### Source excerpt ###

Daniyar,

thanks for the update to the KIP. It's in really good shape and well
written.

About the default constructor question:

All Serdes/Serializer/Deserializer classes need a default constructor to
create them easily via reflections when specifies in a config. I
understand that it is not super user friendly, but all existing code
works this way. Hence, it seems best to stick with the established pattern.

We have a similar issue with `TimeWindowedSerde` and
`SessionWindowedSerde`, and I just recently did a PR to improve user
experience that address the exact issue John raised. (cf
https://github.com/apache/kafka/pull/7067)

Note, that if a user would instantiate the Serde manually, the user
would also need to call `configure()` to setup the inner serdes. Kafka
Streams would not setup those automatically and one might most likely
end-up with an NPE.


Coming back the KIP, and the parameter names. `WindowedSerdes` are
similar to `ListSerde` as they wrap another Serde. For `WindowedSerdes`,
we use the following parameter names:

- default.windowed.key.serde.inner
- default.windowed.value.serde.inner


It might be good to align the naming pattern. I would also suggest to
use `type` instead of `impl`?


default.key.list.serde.impl  ->  default.list.key.serde.type
default.value.list.serde.impl  ->  default.list.value.serde.type
default.key.list.serde.element  ->  default.list.key.serde.inner
default.value.list.serde.element  ->  default.list.value.serde.inner



-Matthias


On 7/10/19 8:52 AM, Development wrote:
> Hi John,
> 
> Yes, I do agree. That totally makes sense. The only thing is that it goes 
> against what Matthias suggested earlier:
> "I think that ... `ListSerde` should have an default constructor and it 
> should be possible to pass in the `Class listClass` information via a 
> configuration. Otherwise, KafkaStreams cannot use it as default serde.”
> 
> What do you think about that? I hope I’m not confusing anything.
> 
> Best,
> Daniyar Yeralin
> 
>> On Jul 9, 2019, at 5:56 PM, John Roesler <j...@confluent.io> wrote:
>>
>> Ah, my apologies, I must have just overlooked it. Thanks for the update, too.
>>
>> Just one more super-small question, do we need this variant: 
>>
>>> New method public static <T> Serde<List<T>> ListSerde() in 
>>> org.apache.kafka.common.serialization.Serdes class (infers list 
>>> implementation and inner serde from config file)
>>
>> It seems like this situation implies my config file is already set up for 
>> the list serde, so passing this serde (e.g., in Produced) would have the 
>> same effect as not specifying it. 
>>
>> I guess that it could be the case that you have the 
>> `default.key/value.serde` set to something else, like StringSerde, but you 
>> still have the `default.key/value.list.serde.impl/element` set. This seems 
>> like it would result in more confusion than convenience, so my gut instinct 
>> is maybe we shouldn't introduce the `ListSerde()` variant until people 
>> actually request it later on.

###

Set exercise: In the Kafka Streams thread, which word does Matthias suggest using in place of `impl` in the list serde parameter names? The entries come from a separate source that has no connection to the Kafka Streams thread.

### Provided material ###

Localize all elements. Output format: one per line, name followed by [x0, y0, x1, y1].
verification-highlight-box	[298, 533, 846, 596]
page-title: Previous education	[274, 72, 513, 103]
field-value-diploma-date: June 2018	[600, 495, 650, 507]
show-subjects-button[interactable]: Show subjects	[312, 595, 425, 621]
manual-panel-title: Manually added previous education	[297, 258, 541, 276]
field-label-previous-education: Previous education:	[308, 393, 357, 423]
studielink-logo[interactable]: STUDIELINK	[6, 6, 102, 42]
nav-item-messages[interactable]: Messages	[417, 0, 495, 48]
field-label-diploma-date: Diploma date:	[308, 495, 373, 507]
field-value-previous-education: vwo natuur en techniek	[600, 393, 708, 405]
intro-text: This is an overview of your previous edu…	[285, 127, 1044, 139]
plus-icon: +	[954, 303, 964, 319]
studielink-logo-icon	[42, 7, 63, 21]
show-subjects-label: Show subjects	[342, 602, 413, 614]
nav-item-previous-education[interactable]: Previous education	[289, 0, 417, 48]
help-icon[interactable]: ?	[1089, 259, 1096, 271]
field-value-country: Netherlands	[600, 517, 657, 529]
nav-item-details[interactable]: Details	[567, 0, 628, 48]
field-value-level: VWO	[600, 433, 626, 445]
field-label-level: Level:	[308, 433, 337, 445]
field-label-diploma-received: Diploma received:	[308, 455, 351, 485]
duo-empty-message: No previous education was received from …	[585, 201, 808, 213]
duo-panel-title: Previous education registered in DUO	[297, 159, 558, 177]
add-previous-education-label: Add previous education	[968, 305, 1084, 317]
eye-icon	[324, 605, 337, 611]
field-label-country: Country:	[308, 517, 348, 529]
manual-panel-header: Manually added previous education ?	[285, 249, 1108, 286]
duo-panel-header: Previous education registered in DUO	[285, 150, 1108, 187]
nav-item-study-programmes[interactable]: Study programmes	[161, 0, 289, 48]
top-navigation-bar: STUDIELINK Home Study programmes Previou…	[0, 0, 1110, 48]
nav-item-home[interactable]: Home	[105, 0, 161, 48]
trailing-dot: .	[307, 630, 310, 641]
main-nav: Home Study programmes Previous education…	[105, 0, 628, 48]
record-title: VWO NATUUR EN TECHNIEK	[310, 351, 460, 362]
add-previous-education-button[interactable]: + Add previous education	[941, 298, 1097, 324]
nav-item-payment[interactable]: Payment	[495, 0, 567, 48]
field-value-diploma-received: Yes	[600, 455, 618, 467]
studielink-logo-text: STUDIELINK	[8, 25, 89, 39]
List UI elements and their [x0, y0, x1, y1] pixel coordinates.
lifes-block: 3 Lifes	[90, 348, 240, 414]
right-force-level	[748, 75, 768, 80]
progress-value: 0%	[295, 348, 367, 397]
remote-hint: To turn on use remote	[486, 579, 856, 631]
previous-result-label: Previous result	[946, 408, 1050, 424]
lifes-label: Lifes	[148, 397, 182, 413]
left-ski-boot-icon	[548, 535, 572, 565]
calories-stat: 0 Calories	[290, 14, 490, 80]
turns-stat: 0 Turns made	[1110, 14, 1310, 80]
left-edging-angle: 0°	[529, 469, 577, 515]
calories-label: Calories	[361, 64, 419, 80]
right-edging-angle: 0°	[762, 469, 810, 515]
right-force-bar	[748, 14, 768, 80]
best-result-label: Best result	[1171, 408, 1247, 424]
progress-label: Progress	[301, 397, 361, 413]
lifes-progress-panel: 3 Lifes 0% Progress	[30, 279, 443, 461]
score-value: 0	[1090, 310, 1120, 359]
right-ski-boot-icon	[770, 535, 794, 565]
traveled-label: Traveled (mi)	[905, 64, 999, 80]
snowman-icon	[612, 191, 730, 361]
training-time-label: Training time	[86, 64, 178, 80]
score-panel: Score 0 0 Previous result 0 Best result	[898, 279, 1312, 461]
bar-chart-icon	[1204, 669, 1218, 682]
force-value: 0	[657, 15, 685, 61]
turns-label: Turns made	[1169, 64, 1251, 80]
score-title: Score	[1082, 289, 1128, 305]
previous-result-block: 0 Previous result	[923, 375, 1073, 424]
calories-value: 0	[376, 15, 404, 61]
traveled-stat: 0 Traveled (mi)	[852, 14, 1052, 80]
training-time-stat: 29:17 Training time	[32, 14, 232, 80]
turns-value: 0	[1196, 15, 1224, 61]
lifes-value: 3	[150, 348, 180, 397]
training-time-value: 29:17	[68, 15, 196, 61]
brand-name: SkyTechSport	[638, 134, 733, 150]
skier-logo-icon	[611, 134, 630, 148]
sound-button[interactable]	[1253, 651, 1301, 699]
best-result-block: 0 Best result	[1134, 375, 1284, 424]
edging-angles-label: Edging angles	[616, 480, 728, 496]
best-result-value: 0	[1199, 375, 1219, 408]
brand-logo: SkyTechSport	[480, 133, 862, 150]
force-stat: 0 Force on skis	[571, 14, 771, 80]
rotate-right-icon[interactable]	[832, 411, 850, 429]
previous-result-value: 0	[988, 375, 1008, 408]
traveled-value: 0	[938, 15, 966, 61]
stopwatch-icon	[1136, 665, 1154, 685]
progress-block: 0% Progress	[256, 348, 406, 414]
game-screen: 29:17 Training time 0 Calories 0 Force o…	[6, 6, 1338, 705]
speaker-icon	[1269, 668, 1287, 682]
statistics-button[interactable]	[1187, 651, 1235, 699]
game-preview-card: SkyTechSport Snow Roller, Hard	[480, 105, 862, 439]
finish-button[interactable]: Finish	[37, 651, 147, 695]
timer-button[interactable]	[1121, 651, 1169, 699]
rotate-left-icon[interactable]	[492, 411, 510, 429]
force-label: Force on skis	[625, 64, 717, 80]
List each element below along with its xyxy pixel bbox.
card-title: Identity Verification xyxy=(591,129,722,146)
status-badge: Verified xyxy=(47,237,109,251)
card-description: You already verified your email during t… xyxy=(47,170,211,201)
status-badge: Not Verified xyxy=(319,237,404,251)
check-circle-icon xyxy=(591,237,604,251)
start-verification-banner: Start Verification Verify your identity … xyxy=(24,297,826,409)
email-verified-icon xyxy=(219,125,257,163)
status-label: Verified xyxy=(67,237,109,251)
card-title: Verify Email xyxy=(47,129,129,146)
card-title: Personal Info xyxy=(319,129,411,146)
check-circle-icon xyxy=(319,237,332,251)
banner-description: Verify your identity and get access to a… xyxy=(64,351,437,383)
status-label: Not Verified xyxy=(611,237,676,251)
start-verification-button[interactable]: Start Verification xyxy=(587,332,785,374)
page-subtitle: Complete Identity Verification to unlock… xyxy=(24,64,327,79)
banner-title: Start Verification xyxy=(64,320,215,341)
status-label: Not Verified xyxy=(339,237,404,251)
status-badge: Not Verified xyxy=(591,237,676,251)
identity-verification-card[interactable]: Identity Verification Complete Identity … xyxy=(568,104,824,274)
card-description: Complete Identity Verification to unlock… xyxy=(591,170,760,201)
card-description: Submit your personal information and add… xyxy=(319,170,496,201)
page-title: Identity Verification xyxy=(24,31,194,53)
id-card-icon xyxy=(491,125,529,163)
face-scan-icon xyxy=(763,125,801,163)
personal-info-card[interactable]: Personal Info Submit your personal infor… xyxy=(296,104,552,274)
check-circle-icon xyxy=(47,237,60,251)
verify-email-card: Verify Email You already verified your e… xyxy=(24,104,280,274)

###

Solved problem: He suggests using `type` instead of `impl`.